> **Task details**: Could you repeat every entry below word for word, leaving out the pictures?
START Input material
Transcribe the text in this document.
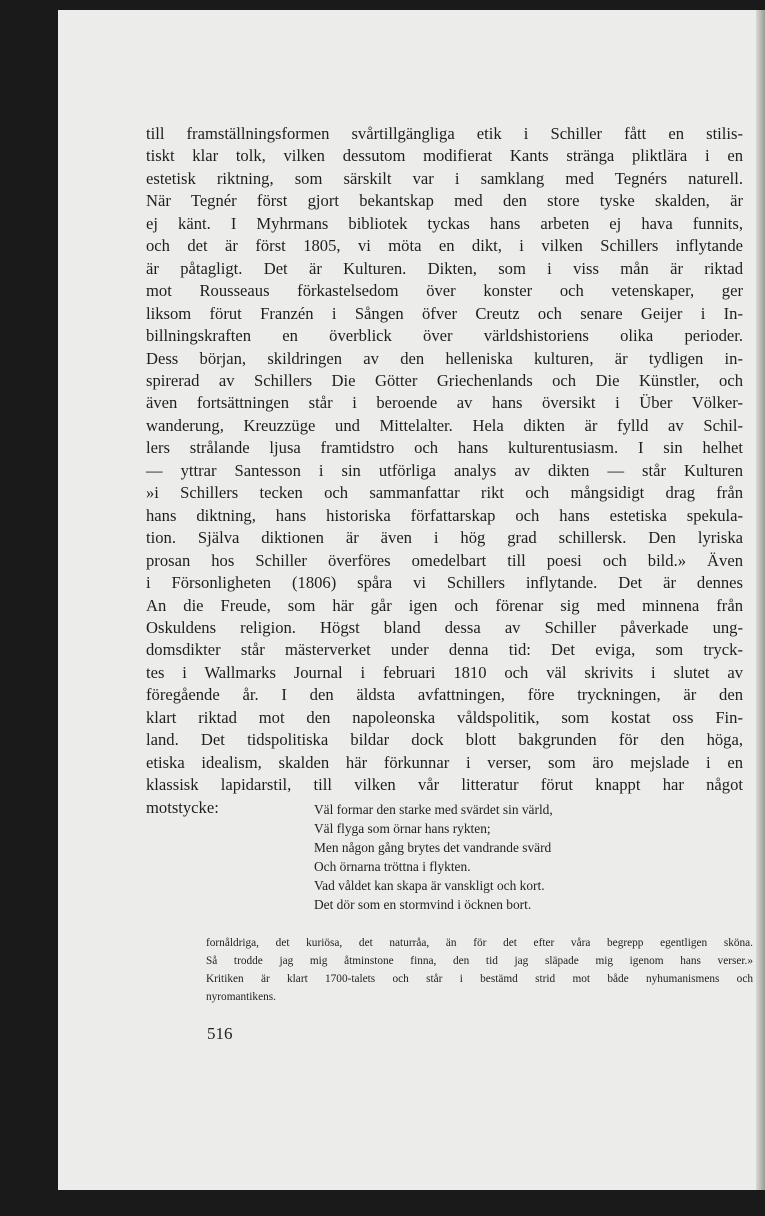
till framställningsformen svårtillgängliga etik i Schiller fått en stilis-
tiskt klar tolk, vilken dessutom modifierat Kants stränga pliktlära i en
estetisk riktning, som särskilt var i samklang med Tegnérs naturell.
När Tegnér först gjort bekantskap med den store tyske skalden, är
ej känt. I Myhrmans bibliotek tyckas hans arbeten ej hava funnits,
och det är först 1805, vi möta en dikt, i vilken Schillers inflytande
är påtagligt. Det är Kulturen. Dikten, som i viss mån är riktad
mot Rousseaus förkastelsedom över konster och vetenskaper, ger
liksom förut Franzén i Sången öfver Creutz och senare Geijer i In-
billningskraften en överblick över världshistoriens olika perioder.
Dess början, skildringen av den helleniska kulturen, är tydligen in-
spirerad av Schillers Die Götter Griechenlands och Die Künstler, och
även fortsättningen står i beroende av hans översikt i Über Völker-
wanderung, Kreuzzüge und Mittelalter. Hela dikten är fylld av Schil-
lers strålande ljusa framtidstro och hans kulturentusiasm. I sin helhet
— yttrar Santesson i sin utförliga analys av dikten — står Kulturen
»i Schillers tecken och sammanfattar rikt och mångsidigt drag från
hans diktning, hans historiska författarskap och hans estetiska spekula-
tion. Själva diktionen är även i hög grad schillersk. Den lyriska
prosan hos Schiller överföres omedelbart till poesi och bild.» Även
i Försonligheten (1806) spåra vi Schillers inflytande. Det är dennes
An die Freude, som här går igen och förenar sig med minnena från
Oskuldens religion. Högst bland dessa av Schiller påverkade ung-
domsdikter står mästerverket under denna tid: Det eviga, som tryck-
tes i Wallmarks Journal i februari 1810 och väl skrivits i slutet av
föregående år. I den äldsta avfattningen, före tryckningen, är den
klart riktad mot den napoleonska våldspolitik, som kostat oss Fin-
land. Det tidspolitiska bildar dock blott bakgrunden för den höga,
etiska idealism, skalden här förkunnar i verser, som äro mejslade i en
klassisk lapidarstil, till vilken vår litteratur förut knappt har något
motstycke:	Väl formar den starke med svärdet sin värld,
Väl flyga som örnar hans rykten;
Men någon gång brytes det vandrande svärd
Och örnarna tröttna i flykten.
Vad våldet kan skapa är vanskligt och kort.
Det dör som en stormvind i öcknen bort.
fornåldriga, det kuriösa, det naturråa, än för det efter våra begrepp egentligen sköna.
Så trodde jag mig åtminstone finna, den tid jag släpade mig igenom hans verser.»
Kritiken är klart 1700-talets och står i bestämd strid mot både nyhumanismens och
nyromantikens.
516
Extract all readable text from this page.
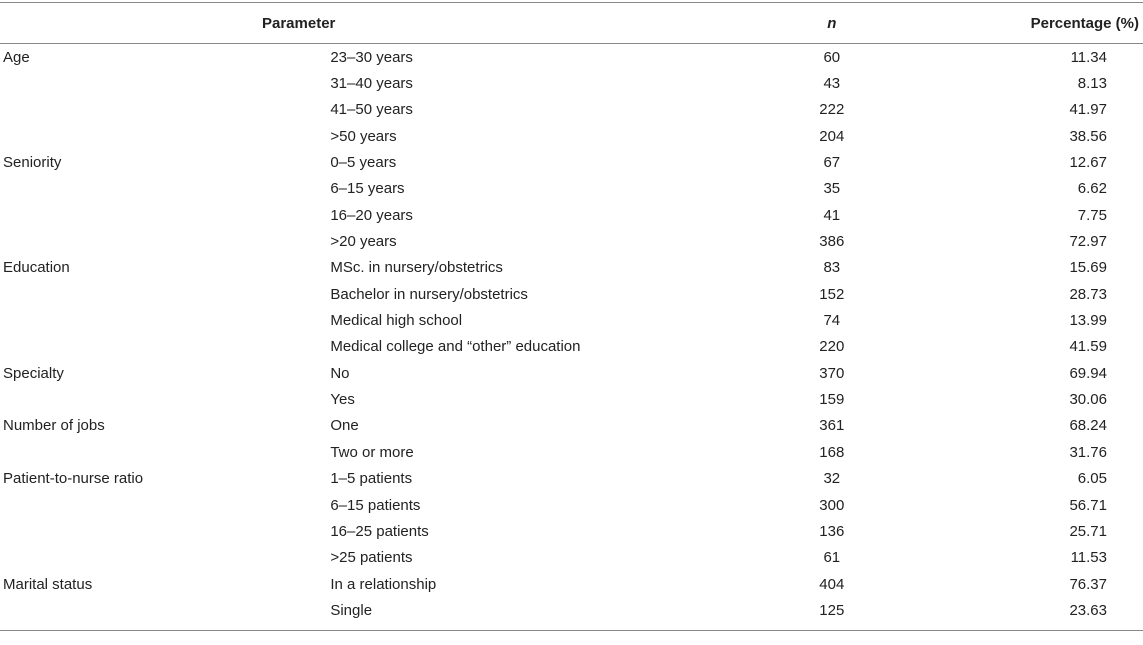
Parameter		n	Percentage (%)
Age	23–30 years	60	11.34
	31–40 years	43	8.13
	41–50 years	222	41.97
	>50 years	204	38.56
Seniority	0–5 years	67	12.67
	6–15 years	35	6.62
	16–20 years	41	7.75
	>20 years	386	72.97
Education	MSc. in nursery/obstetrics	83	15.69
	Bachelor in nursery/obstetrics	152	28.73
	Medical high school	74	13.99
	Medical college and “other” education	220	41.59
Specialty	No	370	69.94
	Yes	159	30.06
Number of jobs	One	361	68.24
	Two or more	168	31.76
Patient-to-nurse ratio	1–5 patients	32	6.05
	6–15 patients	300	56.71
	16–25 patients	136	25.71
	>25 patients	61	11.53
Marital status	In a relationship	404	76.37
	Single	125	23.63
END Input material
> **Final answer**:
Transcribe the text in this document.
till framställningsformen svårtillgängliga etik i Schiller fått en stilis-
tiskt klar tolk, vilken dessutom modifierat Kants stränga pliktlära i en
estetisk riktning, som särskilt var i samklang med Tegnérs naturell.
När Tegnér först gjort bekantskap med den store tyske skalden, är
ej känt. I Myhrmans bibliotek tyckas hans arbeten ej hava funnits,
och det är först 1805, vi möta en dikt, i vilken Schillers inflytande
är påtagligt. Det är Kulturen. Dikten, som i viss mån är riktad
mot Rousseaus förkastelsedom över konster och vetenskaper, ger
liksom förut Franzén i Sången öfver Creutz och senare Geijer i In-
billningskraften en överblick över världshistoriens olika perioder.
Dess början, skildringen av den helleniska kulturen, är tydligen in-
spirerad av Schillers Die Götter Griechenlands och Die Künstler, och
även fortsättningen står i beroende av hans översikt i Über Völker-
wanderung, Kreuzzüge und Mittelalter. Hela dikten är fylld av Schil-
lers strålande ljusa framtidstro och hans kulturentusiasm. I sin helhet
— yttrar Santesson i sin utförliga analys av dikten — står Kulturen
»i Schillers tecken och sammanfattar rikt och mångsidigt drag från
hans diktning, hans historiska författarskap och hans estetiska spekula-
tion. Själva diktionen är även i hög grad schillersk. Den lyriska
prosan hos Schiller överföres omedelbart till poesi och bild.» Även
i Försonligheten (1806) spåra vi Schillers inflytande. Det är dennes
An die Freude, som här går igen och förenar sig med minnena från
Oskuldens religion. Högst bland dessa av Schiller påverkade ung-
domsdikter står mästerverket under denna tid: Det eviga, som tryck-
tes i Wallmarks Journal i februari 1810 och väl skrivits i slutet av
föregående år. I den äldsta avfattningen, före tryckningen, är den
klart riktad mot den napoleonska våldspolitik, som kostat oss Fin-
land. Det tidspolitiska bildar dock blott bakgrunden för den höga,
etiska idealism, skalden här förkunnar i verser, som äro mejslade i en
klassisk lapidarstil, till vilken vår litteratur förut knappt har något
motstycke:	Väl formar den starke med svärdet sin värld,
Väl flyga som örnar hans rykten;
Men någon gång brytes det vandrande svärd
Och örnarna tröttna i flykten.
Vad våldet kan skapa är vanskligt och kort.
Det dör som en stormvind i öcknen bort.
fornåldriga, det kuriösa, det naturråa, än för det efter våra begrepp egentligen sköna.
Så trodde jag mig åtminstone finna, den tid jag släpade mig igenom hans verser.»
Kritiken är klart 1700-talets och står i bestämd strid mot både nyhumanismens och
nyromantikens.
516
Extract all readable text from this page.
Parameter		n	Percentage (%)
Age	23–30 years	60	11.34
	31–40 years	43	8.13
	41–50 years	222	41.97
	>50 years	204	38.56
Seniority	0–5 years	67	12.67
	6–15 years	35	6.62
	16–20 years	41	7.75
	>20 years	386	72.97
Education	MSc. in nursery/obstetrics	83	15.69
	Bachelor in nursery/obstetrics	152	28.73
	Medical high school	74	13.99
	Medical college and “other” education	220	41.59
Specialty	No	370	69.94
	Yes	159	30.06
Number of jobs	One	361	68.24
	Two or more	168	31.76
Patient-to-nurse ratio	1–5 patients	32	6.05
	6–15 patients	300	56.71
	16–25 patients	136	25.71
	>25 patients	61	11.53
Marital status	In a relationship	404	76.37
	Single	125	23.63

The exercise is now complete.